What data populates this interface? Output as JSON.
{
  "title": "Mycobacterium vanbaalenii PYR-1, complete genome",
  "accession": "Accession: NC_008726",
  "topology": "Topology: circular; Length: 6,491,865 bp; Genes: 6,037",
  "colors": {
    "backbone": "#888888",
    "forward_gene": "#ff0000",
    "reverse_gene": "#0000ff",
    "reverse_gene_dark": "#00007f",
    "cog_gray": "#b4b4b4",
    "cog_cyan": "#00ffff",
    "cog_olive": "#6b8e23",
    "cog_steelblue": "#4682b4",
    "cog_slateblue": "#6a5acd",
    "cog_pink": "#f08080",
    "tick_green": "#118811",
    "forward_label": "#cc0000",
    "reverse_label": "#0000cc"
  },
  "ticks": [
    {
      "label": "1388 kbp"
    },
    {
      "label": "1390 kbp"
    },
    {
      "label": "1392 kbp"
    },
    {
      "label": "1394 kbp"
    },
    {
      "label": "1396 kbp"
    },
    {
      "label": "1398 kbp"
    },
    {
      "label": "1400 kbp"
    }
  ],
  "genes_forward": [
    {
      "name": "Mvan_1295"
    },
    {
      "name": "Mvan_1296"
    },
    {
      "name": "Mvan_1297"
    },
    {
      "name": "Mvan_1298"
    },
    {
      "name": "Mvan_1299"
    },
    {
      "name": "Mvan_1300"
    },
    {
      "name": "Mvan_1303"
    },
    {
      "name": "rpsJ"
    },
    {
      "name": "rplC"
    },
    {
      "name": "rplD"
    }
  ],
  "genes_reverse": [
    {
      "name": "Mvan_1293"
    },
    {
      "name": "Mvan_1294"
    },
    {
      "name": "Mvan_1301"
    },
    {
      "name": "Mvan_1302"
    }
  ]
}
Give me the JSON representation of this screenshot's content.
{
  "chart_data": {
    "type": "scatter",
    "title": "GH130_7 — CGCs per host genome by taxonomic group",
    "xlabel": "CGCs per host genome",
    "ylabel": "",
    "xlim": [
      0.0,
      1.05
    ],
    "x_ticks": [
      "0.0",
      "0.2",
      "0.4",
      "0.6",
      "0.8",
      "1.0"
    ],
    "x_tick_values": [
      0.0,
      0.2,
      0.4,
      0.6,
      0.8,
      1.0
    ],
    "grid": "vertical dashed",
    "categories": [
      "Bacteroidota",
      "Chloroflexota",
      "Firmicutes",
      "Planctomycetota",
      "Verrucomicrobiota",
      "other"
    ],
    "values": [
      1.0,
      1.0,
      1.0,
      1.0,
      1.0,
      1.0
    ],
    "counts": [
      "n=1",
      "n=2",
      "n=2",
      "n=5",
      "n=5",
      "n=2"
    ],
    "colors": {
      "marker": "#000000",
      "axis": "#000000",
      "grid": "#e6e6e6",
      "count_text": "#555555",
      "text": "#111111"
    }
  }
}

--------------------------------------------------

- [YOUR GOAL]
Across the data above, how many lines contain "host"? Reply with a bare number.

- [REPLY]
2